WRITTEN EXERCISE: Look for the word "Show" in the entries below, then copy every line that has it.
** start RECORDS TO PROCESS **
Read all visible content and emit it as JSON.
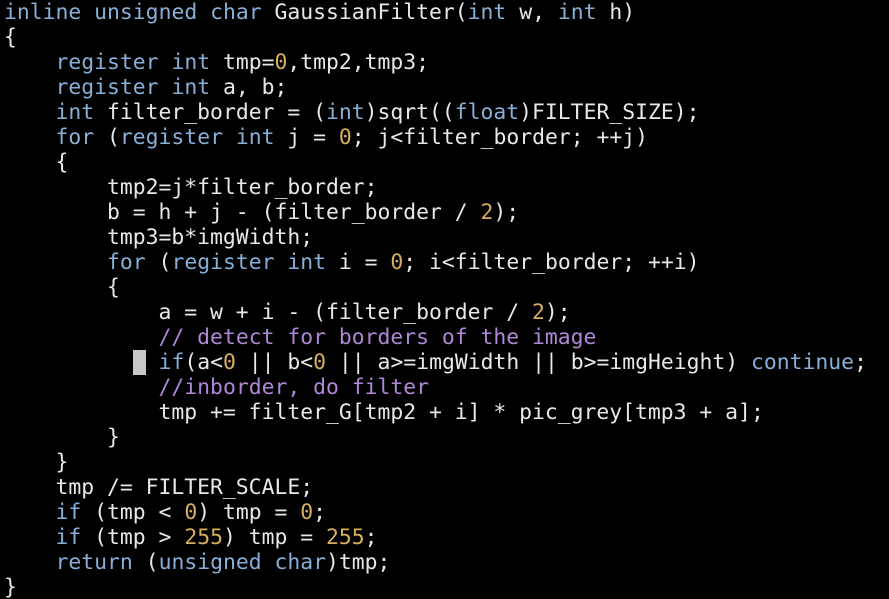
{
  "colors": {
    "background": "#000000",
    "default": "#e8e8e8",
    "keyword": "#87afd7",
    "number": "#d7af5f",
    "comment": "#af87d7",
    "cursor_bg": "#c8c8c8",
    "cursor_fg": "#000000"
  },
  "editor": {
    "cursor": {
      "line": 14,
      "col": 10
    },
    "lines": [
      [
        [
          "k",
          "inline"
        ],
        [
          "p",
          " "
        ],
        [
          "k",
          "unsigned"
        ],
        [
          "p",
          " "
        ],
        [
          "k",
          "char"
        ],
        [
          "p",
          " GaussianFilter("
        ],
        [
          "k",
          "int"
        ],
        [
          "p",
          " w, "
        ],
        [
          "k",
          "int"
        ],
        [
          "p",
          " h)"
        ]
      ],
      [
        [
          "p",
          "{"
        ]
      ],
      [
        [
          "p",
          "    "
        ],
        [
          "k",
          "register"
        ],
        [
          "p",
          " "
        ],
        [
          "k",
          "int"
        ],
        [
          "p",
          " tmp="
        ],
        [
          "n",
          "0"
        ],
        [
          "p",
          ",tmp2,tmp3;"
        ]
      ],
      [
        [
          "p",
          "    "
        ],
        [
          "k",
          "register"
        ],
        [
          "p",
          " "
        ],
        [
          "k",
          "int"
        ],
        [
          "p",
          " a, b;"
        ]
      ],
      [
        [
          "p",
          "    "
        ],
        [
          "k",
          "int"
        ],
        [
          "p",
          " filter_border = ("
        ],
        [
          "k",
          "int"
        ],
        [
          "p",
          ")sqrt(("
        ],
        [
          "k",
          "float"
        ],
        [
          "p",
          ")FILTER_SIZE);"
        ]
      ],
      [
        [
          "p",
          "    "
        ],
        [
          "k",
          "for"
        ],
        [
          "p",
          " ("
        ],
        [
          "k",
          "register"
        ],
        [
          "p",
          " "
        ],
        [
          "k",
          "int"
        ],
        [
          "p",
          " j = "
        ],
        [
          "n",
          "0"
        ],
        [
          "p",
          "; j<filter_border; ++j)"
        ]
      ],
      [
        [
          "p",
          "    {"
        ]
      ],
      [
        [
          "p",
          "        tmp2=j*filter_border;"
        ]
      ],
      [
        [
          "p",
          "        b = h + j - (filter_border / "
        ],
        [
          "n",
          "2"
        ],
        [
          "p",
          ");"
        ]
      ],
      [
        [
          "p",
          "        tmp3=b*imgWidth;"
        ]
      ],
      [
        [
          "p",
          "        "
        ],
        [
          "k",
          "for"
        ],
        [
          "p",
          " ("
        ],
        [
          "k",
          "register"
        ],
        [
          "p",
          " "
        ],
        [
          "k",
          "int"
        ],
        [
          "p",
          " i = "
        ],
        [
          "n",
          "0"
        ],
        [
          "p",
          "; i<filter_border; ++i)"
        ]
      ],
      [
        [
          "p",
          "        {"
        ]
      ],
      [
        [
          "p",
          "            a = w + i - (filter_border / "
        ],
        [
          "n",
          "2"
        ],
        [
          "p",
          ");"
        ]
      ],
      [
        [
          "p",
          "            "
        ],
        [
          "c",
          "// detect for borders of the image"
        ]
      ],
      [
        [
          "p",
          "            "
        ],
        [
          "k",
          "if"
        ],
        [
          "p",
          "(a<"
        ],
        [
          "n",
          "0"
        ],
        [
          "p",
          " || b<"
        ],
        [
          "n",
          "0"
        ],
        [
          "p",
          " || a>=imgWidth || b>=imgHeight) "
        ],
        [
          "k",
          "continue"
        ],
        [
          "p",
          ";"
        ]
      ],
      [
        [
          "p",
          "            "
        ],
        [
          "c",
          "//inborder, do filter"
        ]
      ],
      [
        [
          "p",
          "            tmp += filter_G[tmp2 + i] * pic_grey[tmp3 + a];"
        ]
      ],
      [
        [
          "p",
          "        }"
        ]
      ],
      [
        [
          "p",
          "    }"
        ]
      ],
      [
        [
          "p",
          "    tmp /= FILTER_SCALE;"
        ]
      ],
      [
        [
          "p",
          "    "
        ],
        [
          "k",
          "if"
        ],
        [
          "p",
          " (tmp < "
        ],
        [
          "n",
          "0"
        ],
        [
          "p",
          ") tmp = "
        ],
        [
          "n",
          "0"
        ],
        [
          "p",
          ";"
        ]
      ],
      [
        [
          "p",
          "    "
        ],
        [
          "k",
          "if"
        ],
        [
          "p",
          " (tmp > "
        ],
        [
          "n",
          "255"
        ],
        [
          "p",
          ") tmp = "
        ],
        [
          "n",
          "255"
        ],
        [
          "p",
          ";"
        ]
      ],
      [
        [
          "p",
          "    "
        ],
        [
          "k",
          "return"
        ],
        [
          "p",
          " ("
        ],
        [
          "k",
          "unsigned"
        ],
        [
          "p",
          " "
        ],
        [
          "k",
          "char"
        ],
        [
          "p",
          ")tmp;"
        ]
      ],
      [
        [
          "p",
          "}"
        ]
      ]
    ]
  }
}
** end RECORDS TO PROCESS **
** start RECORDS TO PROCESS **
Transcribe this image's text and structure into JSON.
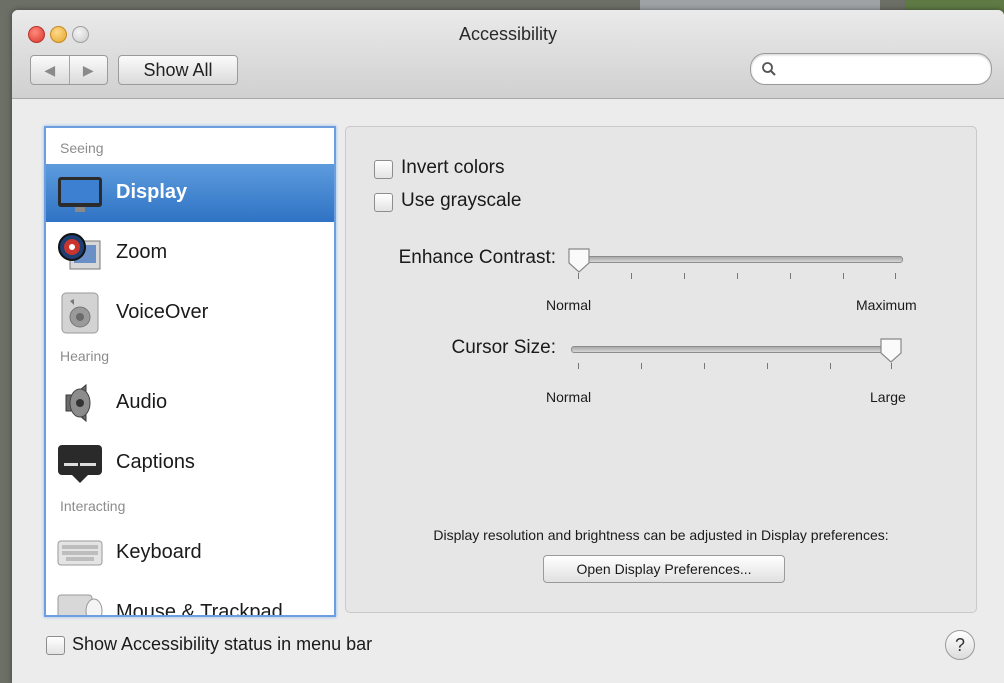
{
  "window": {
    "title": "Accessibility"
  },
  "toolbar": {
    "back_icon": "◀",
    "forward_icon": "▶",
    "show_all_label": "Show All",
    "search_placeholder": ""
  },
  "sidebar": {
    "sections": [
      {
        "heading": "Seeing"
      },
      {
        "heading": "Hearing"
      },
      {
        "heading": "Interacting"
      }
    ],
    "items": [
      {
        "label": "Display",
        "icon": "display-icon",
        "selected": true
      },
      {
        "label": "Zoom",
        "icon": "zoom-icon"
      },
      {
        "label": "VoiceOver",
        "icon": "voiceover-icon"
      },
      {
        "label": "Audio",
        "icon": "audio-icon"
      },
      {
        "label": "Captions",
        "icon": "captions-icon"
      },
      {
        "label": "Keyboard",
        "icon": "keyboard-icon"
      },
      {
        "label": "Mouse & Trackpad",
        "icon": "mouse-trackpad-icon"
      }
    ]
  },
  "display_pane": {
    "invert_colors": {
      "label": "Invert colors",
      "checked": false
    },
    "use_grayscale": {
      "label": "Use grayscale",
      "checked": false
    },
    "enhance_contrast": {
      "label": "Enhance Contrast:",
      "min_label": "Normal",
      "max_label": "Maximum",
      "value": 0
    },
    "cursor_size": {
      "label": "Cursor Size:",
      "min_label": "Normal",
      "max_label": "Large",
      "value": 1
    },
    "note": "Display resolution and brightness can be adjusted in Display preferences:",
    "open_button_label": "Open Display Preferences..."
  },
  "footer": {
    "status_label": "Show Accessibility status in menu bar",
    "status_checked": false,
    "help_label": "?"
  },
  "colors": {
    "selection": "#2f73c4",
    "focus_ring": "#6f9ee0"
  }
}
** end RECORDS TO PROCESS **
SOLVED PROBLEM:
    "show_all_label": "Show All",
    "status_label": "Show Accessibility status in menu bar",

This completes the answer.